> [WHAT YOU WILL DO]
1 - Report every line of the listing that contains the string "bottom". Case counts.
2 - Extend the passage about Napoleon in Moscow, picking up right after its final sentence.

> [SOURCE]
-.-.-

This was hardly an unprecedented situation for Napoleon. There had been other occasions when enemies had failed to submit in the face of defeat – recall Prussia and Spain – but never had an enemy ignored the normal rules of war and continued the struggle in the face of repeated requests to negotiate. It was as much a clash of cultures as a clash of arms, one in which neither side really comprehended the other. Napoleon for one could not hide his disappointment at the way in which the Russians were behaving, or rather were not behaving.
68
He had to decide whether to stay, find winter quarters elsewhere or march on to Petersburg. Some officers, including Eugène, thought that Petersburg was the next obvious phase in the campaign. Ney, on the other hand, suggested resting in Moscow a week and then retreating to Smolensk.
69

It was also the kind of thing that became the object of conversation among the troops. One soldier, irritated by the Russians’ persistent refusal to negotiate, asked of his brother, ‘How is one supposed to deal with such cannibals?’
70
Napoleon was probably asking himself the same thing. He had never intended staying in Moscow for any length of time, and now that most of it had been burnt to the ground, it was no longer an appropriate political space for eventual or potential negotiations with Russian authorities. But he was unsure what to do next and procrastinated. Rumours of a departure from Moscow could be heard one day only to be contradicted the next.
71
Napoleon fell back on the hope that Alexander would negotiate; it was the logical thing to do. He desperately looked about Moscow for potential intermediaries, but they were few and far between. One of the few who had not fled Moscow was Alekseyevich Yakovlev, the brother of a Russian diplomatic agent in Germany. He was dragged before Napoleon, who started the interview by berating the poor man, as if he were somehow responsible for the war. In any event, Yakovlev and his family were given safe conduct out of Moscow in order to deliver a letter to Alexander, in which Napoleon stated that ‘a single note from him would put an end to hostilities’.
72

About a week or so later, still without a reply, Napoleon wanted to send Caulaincourt to St Petersburg, but Caulaincourt argued his way out of the mission by insisting, probably correctly, that Alexander would not receive him. Instead, Napoleon sent General Lauriston. ‘I want peace, I need peace, I must have peace! Just save my honour!’ Napoleon is supposed to have told him.

-.-.-

Element boundary listing:
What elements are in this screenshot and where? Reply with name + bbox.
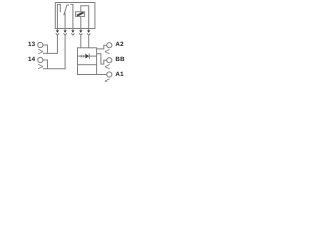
- terminal 13: [38, 42, 48, 53]
- pin 2 connector: [64, 29, 67, 36]
- contact fixed post, pin 3 wire: [70, 4, 73, 28]
- input circuit box with LED: [78, 48, 97, 65]
- contact fixed post, pin 1 wire: [57, 4, 60, 28]
- pin 1 connector: [56, 29, 59, 36]
- wire pin 2 down to terminal 14: [43, 35, 65, 69]
- contact lever, pin 2: [64, 5, 69, 29]
- terminal 14: [38, 57, 48, 68]
- pin 5 connector: [87, 29, 90, 36]
- label A1: [115, 72, 123, 78]
- wire coil top to pin 5: [81, 6, 89, 29]
- label 14: [28, 57, 35, 63]
- pin 3 connector: [71, 29, 74, 36]
- wire box to terminal BB: [97, 54, 107, 64]
- terminal A2: [105, 43, 112, 54]
- wire box to terminal A2: [97, 45, 107, 49]
- coil K1: [76, 12, 85, 17]
- terminal A1: [105, 72, 112, 83]
- wire pin 1 down to terminal 13: [43, 35, 57, 53]
- terminal BB: [105, 58, 112, 69]
- pin 4 connector: [79, 29, 82, 36]
- relay module box K1: [55, 3, 95, 29]
- label BB: [115, 57, 124, 63]
- label A2: [115, 42, 123, 48]
- wire pin 5 to input box: [88, 35, 90, 48]
- wire box bottom-right to A1 line: [96, 65, 98, 75]
- wire box bottom-left to A1 line: [78, 65, 107, 75]
- label 13: [28, 42, 35, 48]
- wire coil bottom to pin 4: [80, 16, 82, 28]
- wire pin 4 to input box: [80, 35, 82, 48]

-.-.-

> [ANSWERS TO THE PROBLEMS]
1 -
- wire box bottom-right to A1 line: [96, 65, 98, 75]
- wire box bottom-left to A1 line: [78, 65, 107, 75]
- wire coil bottom to pin 4: [80, 16, 82, 28]

2 -
73
The problem, of course, was that the more he clamoured for peace, the more desperate he looked. He realized this, and yet he still kept sending Alexander new messages.
74
Caulaincourt believes that it revealed an extraordinarily blind faith in his star.
75
How could Napoleon have entertained such illusions, knowing full well that his position in Moscow was tenuous, and that any reverses would transform the Austrian and Prussian troops guarding his rear into his worst enemies? Possibly because ‘his enthusiasm was such, and so eager was he to nurture his own illusions, that he nursed the hope of receiving a reply from the Tsar, or at least negotiations for an armistice with Kutusov, which would lead to further results’.
76
Napoleon by now thought his enemies so weak that he could not conceive of any other outcome than victory and a treaty. He was behaving like a jilted lover, begging his partner, who had left him and who had no intention of coming back, to kiss and make up. He seems not to have realized the extent of the rupture. Moreover, the Russians were only too happy to drag things out in what now looks like a deliberate ploy to keep Napoleon in Moscow as long as possible.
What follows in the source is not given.